BEGIN Data entries

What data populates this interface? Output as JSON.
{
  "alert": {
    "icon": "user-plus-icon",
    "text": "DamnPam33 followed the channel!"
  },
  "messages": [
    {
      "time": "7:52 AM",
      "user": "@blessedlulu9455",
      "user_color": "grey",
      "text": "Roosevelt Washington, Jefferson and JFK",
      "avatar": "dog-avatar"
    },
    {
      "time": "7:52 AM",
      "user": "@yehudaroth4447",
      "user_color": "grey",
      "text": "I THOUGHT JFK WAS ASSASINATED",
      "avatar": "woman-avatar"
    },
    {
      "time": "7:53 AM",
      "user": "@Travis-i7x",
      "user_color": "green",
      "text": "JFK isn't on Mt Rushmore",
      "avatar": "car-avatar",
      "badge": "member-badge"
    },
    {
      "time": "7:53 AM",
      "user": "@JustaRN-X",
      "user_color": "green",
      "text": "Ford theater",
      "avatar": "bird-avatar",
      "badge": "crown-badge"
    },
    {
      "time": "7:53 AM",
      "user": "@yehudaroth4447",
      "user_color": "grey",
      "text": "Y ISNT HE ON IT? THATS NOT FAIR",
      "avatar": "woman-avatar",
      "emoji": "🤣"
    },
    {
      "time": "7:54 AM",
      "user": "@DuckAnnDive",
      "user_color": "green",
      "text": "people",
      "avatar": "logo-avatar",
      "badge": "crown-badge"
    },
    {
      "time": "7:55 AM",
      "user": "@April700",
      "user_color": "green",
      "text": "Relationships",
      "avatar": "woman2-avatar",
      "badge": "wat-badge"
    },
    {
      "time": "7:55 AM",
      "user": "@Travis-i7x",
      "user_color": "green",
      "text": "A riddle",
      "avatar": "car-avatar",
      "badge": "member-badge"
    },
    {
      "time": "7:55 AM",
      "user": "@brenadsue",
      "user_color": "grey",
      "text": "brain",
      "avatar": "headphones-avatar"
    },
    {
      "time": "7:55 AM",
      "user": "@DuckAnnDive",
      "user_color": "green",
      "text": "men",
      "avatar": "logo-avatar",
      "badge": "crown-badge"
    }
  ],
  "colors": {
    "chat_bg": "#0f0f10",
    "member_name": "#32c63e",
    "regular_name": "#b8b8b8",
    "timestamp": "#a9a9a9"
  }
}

END Data entries

◆ **Exercise directions**
Go through the records above and set each one down exactly, please.

◆ **Task result**
What data populates this interface? Output as JSON.
{
  "alert": {
    "icon": "user-plus-icon",
    "text": "DamnPam33 followed the channel!"
  },
  "messages": [
    {
      "time": "7:52 AM",
      "user": "@blessedlulu9455",
      "user_color": "grey",
      "text": "Roosevelt Washington, Jefferson and JFK",
      "avatar": "dog-avatar"
    },
    {
      "time": "7:52 AM",
      "user": "@yehudaroth4447",
      "user_color": "grey",
      "text": "I THOUGHT JFK WAS ASSASINATED",
      "avatar": "woman-avatar"
    },
    {
      "time": "7:53 AM",
      "user": "@Travis-i7x",
      "user_color": "green",
      "text": "JFK isn't on Mt Rushmore",
      "avatar": "car-avatar",
      "badge": "member-badge"
    },
    {
      "time": "7:53 AM",
      "user": "@JustaRN-X",
      "user_color": "green",
      "text": "Ford theater",
      "avatar": "bird-avatar",
      "badge": "crown-badge"
    },
    {
      "time": "7:53 AM",
      "user": "@yehudaroth4447",
      "user_color": "grey",
      "text": "Y ISNT HE ON IT? THATS NOT FAIR",
      "avatar": "woman-avatar",
      "emoji": "🤣"
    },
    {
      "time": "7:54 AM",
      "user": "@DuckAnnDive",
      "user_color": "green",
      "text": "people",
      "avatar": "logo-avatar",
      "badge": "crown-badge"
    },
    {
      "time": "7:55 AM",
      "user": "@April700",
      "user_color": "green",
      "text": "Relationships",
      "avatar": "woman2-avatar",
      "badge": "wat-badge"
    },
    {
      "time": "7:55 AM",
      "user": "@Travis-i7x",
      "user_color": "green",
      "text": "A riddle",
      "avatar": "car-avatar",
      "badge": "member-badge"
    },
    {
      "time": "7:55 AM",
      "user": "@brenadsue",
      "user_color": "grey",
      "text": "brain",
      "avatar": "headphones-avatar"
    },
    {
      "time": "7:55 AM",
      "user": "@DuckAnnDive",
      "user_color": "green",
      "text": "men",
      "avatar": "logo-avatar",
      "badge": "crown-badge"
    }
  ],
  "colors": {
    "chat_bg": "#0f0f10",
    "member_name": "#32c63e",
    "regular_name": "#b8b8b8",
    "timestamp": "#a9a9a9"
  }
}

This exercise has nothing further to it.